## Task requirements
Each record below should be repeated precisely as written.
▶
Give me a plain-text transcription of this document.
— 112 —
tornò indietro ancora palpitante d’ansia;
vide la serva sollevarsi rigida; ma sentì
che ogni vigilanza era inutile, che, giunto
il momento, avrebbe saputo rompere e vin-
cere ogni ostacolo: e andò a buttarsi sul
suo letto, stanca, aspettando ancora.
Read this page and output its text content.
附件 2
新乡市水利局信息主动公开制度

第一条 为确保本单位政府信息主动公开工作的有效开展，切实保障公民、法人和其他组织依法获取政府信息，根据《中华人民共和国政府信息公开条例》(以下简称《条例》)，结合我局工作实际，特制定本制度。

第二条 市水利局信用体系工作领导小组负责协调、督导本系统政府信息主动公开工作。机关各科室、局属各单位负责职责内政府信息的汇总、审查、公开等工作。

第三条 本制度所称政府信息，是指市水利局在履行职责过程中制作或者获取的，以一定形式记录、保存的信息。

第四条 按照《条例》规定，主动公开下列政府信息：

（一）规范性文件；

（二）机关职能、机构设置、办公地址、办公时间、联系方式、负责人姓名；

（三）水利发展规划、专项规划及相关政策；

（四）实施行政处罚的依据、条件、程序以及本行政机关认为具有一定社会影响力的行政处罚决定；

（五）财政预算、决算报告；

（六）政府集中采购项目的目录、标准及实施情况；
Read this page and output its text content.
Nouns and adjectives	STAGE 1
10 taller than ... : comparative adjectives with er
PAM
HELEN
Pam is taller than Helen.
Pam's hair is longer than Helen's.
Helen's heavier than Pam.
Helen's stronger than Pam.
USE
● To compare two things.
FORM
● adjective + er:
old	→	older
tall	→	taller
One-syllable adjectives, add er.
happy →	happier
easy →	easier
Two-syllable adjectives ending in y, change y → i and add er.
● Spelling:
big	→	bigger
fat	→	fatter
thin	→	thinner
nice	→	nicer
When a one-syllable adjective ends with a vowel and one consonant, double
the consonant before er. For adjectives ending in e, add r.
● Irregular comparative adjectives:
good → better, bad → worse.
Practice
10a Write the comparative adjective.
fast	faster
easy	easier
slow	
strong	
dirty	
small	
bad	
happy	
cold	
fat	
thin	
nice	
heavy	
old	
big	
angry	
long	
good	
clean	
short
◀
## Task result
Give me a plain-text transcription of this document.
— 112 —
tornò indietro ancora palpitante d’ansia;
vide la serva sollevarsi rigida; ma sentì
che ogni vigilanza era inutile, che, giunto
il momento, avrebbe saputo rompere e vin-
cere ogni ostacolo: e andò a buttarsi sul
suo letto, stanca, aspettando ancora.
Read this page and output its text content.
附件 2
新乡市水利局信息主动公开制度

第一条 为确保本单位政府信息主动公开工作的有效开展，切实保障公民、法人和其他组织依法获取政府信息，根据《中华人民共和国政府信息公开条例》(以下简称《条例》)，结合我局工作实际，特制定本制度。

第二条 市水利局信用体系工作领导小组负责协调、督导本系统政府信息主动公开工作。机关各科室、局属各单位负责职责内政府信息的汇总、审查、公开等工作。

第三条 本制度所称政府信息，是指市水利局在履行职责过程中制作或者获取的，以一定形式记录、保存的信息。

第四条 按照《条例》规定，主动公开下列政府信息：

（一）规范性文件；

（二）机关职能、机构设置、办公地址、办公时间、联系方式、负责人姓名；

（三）水利发展规划、专项规划及相关政策；

（四）实施行政处罚的依据、条件、程序以及本行政机关认为具有一定社会影响力的行政处罚决定；

（五）财政预算、决算报告；

（六）政府集中采购项目的目录、标准及实施情况；
Read this page and output its text content.
Nouns and adjectives	STAGE 1
10 taller than ... : comparative adjectives with er
PAM
HELEN
Pam is taller than Helen.
Pam's hair is longer than Helen's.
Helen's heavier than Pam.
Helen's stronger than Pam.
USE
● To compare two things.
FORM
● adjective + er:
old	→	older
tall	→	taller
One-syllable adjectives, add er.
happy →	happier
easy →	easier
Two-syllable adjectives ending in y, change y → i and add er.
● Spelling:
big	→	bigger
fat	→	fatter
thin	→	thinner
nice	→	nicer
When a one-syllable adjective ends with a vowel and one consonant, double
the consonant before er. For adjectives ending in e, add r.
● Irregular comparative adjectives:
good → better, bad → worse.
Practice
10a Write the comparative adjective.
fast	faster
easy	easier
slow	
strong	
dirty	
small	
bad	
happy	
cold	
fat	
thin	
nice	
heavy	
old	
big	
angry	
long	
good	
clean	
short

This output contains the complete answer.